MATERIAL PROVIDED
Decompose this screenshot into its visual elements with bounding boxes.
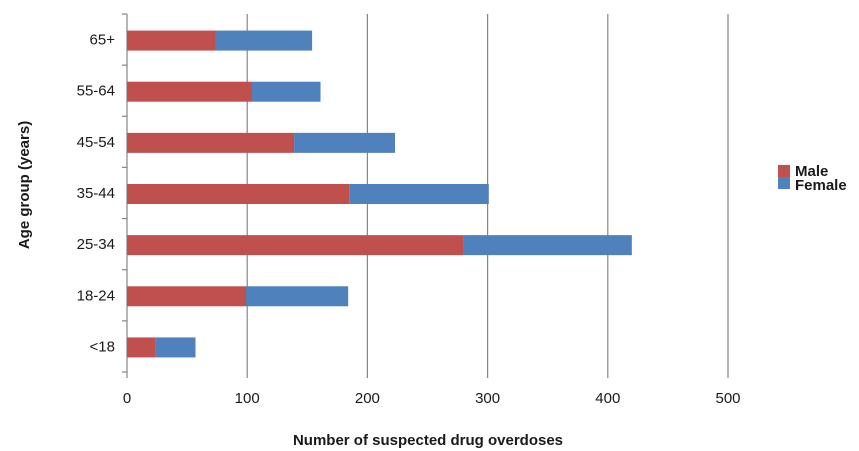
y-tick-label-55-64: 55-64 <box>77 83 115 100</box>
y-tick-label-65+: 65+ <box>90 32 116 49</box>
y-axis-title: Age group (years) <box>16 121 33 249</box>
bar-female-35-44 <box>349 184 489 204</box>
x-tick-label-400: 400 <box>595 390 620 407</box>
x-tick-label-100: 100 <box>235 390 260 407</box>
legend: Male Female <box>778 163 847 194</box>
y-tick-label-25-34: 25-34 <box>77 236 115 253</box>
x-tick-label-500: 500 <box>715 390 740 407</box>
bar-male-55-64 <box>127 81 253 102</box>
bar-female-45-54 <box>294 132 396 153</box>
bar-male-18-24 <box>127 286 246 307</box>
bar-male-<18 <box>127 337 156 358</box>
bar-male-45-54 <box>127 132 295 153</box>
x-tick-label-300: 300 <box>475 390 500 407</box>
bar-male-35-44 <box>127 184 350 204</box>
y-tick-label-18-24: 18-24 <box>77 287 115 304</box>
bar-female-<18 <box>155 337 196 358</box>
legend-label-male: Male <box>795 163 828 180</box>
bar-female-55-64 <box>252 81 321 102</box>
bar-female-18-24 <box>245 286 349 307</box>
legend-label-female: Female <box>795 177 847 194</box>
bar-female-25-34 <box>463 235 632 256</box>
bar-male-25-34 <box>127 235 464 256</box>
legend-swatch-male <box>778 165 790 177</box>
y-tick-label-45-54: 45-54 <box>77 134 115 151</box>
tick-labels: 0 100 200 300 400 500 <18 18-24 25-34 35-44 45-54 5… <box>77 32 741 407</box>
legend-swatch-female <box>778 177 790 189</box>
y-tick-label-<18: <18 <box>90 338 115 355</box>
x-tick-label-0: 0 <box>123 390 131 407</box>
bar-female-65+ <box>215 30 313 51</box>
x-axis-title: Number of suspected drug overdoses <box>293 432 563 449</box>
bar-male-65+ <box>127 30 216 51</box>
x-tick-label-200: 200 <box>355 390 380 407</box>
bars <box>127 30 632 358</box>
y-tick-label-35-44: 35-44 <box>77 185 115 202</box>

YOUR OBJECTIVE
Copy the entries above word for word, keeping every line, and leave the pictures out.

REPLY TO THE EXERCISE
Decompose this screenshot into its visual elements with bounding boxes.
y-tick-label-55-64: 55-64 <box>77 83 115 100</box>
y-tick-label-65+: 65+ <box>90 32 116 49</box>
y-axis-title: Age group (years) <box>16 121 33 249</box>
bar-female-35-44 <box>349 184 489 204</box>
x-tick-label-400: 400 <box>595 390 620 407</box>
x-tick-label-100: 100 <box>235 390 260 407</box>
legend: Male Female <box>778 163 847 194</box>
y-tick-label-25-34: 25-34 <box>77 236 115 253</box>
x-tick-label-500: 500 <box>715 390 740 407</box>
bar-male-55-64 <box>127 81 253 102</box>
bar-female-45-54 <box>294 132 396 153</box>
bar-male-18-24 <box>127 286 246 307</box>
bar-male-<18 <box>127 337 156 358</box>
bar-male-45-54 <box>127 132 295 153</box>
x-tick-label-300: 300 <box>475 390 500 407</box>
bar-male-35-44 <box>127 184 350 204</box>
y-tick-label-18-24: 18-24 <box>77 287 115 304</box>
bar-female-<18 <box>155 337 196 358</box>
legend-label-male: Male <box>795 163 828 180</box>
bar-female-55-64 <box>252 81 321 102</box>
bar-female-18-24 <box>245 286 349 307</box>
legend-label-female: Female <box>795 177 847 194</box>
bar-female-25-34 <box>463 235 632 256</box>
bar-male-25-34 <box>127 235 464 256</box>
legend-swatch-male <box>778 165 790 177</box>
y-tick-label-45-54: 45-54 <box>77 134 115 151</box>
tick-labels: 0 100 200 300 400 500 <18 18-24 25-34 35-44 45-54 5… <box>77 32 741 407</box>
legend-swatch-female <box>778 177 790 189</box>
y-tick-label-<18: <18 <box>90 338 115 355</box>
x-tick-label-0: 0 <box>123 390 131 407</box>
bar-female-65+ <box>215 30 313 51</box>
x-axis-title: Number of suspected drug overdoses <box>293 432 563 449</box>
bar-male-65+ <box>127 30 216 51</box>
x-tick-label-200: 200 <box>355 390 380 407</box>
bars <box>127 30 632 358</box>
y-tick-label-35-44: 35-44 <box>77 185 115 202</box>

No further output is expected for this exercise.